"""

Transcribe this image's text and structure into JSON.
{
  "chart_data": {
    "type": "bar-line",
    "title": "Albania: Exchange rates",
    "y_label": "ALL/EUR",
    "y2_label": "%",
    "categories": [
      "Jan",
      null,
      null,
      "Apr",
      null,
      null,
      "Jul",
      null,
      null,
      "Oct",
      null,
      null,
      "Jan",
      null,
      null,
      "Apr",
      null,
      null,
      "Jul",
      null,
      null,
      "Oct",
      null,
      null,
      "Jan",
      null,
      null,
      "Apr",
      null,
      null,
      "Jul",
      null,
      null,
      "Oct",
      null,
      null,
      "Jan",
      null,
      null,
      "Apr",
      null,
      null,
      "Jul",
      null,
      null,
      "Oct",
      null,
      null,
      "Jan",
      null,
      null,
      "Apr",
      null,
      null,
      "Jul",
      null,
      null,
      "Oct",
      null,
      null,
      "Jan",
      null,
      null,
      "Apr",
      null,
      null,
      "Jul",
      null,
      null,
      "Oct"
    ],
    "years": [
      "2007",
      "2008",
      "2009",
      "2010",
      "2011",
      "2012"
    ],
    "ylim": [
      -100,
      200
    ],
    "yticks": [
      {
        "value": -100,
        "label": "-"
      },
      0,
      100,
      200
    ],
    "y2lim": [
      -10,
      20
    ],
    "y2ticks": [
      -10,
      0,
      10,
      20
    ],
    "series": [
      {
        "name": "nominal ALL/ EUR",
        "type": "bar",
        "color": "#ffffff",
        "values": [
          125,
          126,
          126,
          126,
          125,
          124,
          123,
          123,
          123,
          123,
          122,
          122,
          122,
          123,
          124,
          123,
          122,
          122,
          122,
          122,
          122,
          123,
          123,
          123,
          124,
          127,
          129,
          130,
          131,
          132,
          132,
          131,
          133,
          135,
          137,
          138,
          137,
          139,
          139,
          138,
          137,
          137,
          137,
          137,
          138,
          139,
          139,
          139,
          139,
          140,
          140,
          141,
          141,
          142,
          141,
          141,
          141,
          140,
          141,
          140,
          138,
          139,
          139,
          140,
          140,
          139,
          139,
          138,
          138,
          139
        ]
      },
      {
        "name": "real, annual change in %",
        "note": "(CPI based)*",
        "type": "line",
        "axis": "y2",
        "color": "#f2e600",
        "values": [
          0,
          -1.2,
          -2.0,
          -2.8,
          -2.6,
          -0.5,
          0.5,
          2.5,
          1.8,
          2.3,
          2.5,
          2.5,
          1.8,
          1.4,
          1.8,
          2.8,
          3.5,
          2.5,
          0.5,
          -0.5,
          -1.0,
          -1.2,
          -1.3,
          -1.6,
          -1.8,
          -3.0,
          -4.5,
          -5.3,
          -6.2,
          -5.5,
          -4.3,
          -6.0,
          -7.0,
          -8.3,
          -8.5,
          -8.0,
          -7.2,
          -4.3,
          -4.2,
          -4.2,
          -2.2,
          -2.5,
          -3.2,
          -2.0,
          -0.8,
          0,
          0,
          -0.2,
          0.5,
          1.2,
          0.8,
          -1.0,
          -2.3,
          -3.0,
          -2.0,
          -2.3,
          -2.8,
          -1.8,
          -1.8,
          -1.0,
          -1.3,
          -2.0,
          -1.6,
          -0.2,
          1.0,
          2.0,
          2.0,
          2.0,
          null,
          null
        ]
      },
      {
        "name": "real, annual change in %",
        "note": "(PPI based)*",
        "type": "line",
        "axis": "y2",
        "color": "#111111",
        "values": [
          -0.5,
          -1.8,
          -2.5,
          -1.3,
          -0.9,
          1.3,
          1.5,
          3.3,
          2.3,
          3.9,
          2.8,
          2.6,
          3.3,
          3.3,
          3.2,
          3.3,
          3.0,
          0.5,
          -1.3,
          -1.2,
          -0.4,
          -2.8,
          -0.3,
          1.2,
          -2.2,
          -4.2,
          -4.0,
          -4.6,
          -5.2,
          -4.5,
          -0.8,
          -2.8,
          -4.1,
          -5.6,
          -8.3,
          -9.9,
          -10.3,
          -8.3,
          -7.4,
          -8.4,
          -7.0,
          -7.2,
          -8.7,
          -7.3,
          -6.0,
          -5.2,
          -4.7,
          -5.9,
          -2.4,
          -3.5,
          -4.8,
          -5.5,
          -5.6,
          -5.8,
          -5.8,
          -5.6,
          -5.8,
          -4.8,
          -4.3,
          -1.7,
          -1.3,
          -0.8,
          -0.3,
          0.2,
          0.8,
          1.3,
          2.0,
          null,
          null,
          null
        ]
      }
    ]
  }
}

"""

WORK TO DO
Repeat the data precisely, reproducing every entry.

EXERCISE ANSWER
Transcribe this image's text and structure into JSON.
{
  "chart_data": {
    "type": "bar-line",
    "title": "Albania: Exchange rates",
    "y_label": "ALL/EUR",
    "y2_label": "%",
    "categories": [
      "Jan",
      null,
      null,
      "Apr",
      null,
      null,
      "Jul",
      null,
      null,
      "Oct",
      null,
      null,
      "Jan",
      null,
      null,
      "Apr",
      null,
      null,
      "Jul",
      null,
      null,
      "Oct",
      null,
      null,
      "Jan",
      null,
      null,
      "Apr",
      null,
      null,
      "Jul",
      null,
      null,
      "Oct",
      null,
      null,
      "Jan",
      null,
      null,
      "Apr",
      null,
      null,
      "Jul",
      null,
      null,
      "Oct",
      null,
      null,
      "Jan",
      null,
      null,
      "Apr",
      null,
      null,
      "Jul",
      null,
      null,
      "Oct",
      null,
      null,
      "Jan",
      null,
      null,
      "Apr",
      null,
      null,
      "Jul",
      null,
      null,
      "Oct"
    ],
    "years": [
      "2007",
      "2008",
      "2009",
      "2010",
      "2011",
      "2012"
    ],
    "ylim": [
      -100,
      200
    ],
    "yticks": [
      {
        "value": -100,
        "label": "-"
      },
      0,
      100,
      200
    ],
    "y2lim": [
      -10,
      20
    ],
    "y2ticks": [
      -10,
      0,
      10,
      20
    ],
    "series": [
      {
        "name": "nominal ALL/ EUR",
        "type": "bar",
        "color": "#ffffff",
        "values": [
          125,
          126,
          126,
          126,
          125,
          124,
          123,
          123,
          123,
          123,
          122,
          122,
          122,
          123,
          124,
          123,
          122,
          122,
          122,
          122,
          122,
          123,
          123,
          123,
          124,
          127,
          129,
          130,
          131,
          132,
          132,
          131,
          133,
          135,
          137,
          138,
          137,
          139,
          139,
          138,
          137,
          137,
          137,
          137,
          138,
          139,
          139,
          139,
          139,
          140,
          140,
          141,
          141,
          142,
          141,
          141,
          141,
          140,
          141,
          140,
          138,
          139,
          139,
          140,
          140,
          139,
          139,
          138,
          138,
          139
        ]
      },
      {
        "name": "real, annual change in %",
        "note": "(CPI based)*",
        "type": "line",
        "axis": "y2",
        "color": "#f2e600",
        "values": [
          0,
          -1.2,
          -2.0,
          -2.8,
          -2.6,
          -0.5,
          0.5,
          2.5,
          1.8,
          2.3,
          2.5,
          2.5,
          1.8,
          1.4,
          1.8,
          2.8,
          3.5,
          2.5,
          0.5,
          -0.5,
          -1.0,
          -1.2,
          -1.3,
          -1.6,
          -1.8,
          -3.0,
          -4.5,
          -5.3,
          -6.2,
          -5.5,
          -4.3,
          -6.0,
          -7.0,
          -8.3,
          -8.5,
          -8.0,
          -7.2,
          -4.3,
          -4.2,
          -4.2,
          -2.2,
          -2.5,
          -3.2,
          -2.0,
          -0.8,
          0,
          0,
          -0.2,
          0.5,
          1.2,
          0.8,
          -1.0,
          -2.3,
          -3.0,
          -2.0,
          -2.3,
          -2.8,
          -1.8,
          -1.8,
          -1.0,
          -1.3,
          -2.0,
          -1.6,
          -0.2,
          1.0,
          2.0,
          2.0,
          2.0,
          null,
          null
        ]
      },
      {
        "name": "real, annual change in %",
        "note": "(PPI based)*",
        "type": "line",
        "axis": "y2",
        "color": "#111111",
        "values": [
          -0.5,
          -1.8,
          -2.5,
          -1.3,
          -0.9,
          1.3,
          1.5,
          3.3,
          2.3,
          3.9,
          2.8,
          2.6,
          3.3,
          3.3,
          3.2,
          3.3,
          3.0,
          0.5,
          -1.3,
          -1.2,
          -0.4,
          -2.8,
          -0.3,
          1.2,
          -2.2,
          -4.2,
          -4.0,
          -4.6,
          -5.2,
          -4.5,
          -0.8,
          -2.8,
          -4.1,
          -5.6,
          -8.3,
          -9.9,
          -10.3,
          -8.3,
          -7.4,
          -8.4,
          -7.0,
          -7.2,
          -8.7,
          -7.3,
          -6.0,
          -5.2,
          -4.7,
          -5.9,
          -2.4,
          -3.5,
          -4.8,
          -5.5,
          -5.6,
          -5.8,
          -5.8,
          -5.6,
          -5.8,
          -4.8,
          -4.3,
          -1.7,
          -1.3,
          -0.8,
          -0.3,
          0.2,
          0.8,
          1.3,
          2.0,
          null,
          null,
          null
        ]
      }
    ]
  }
}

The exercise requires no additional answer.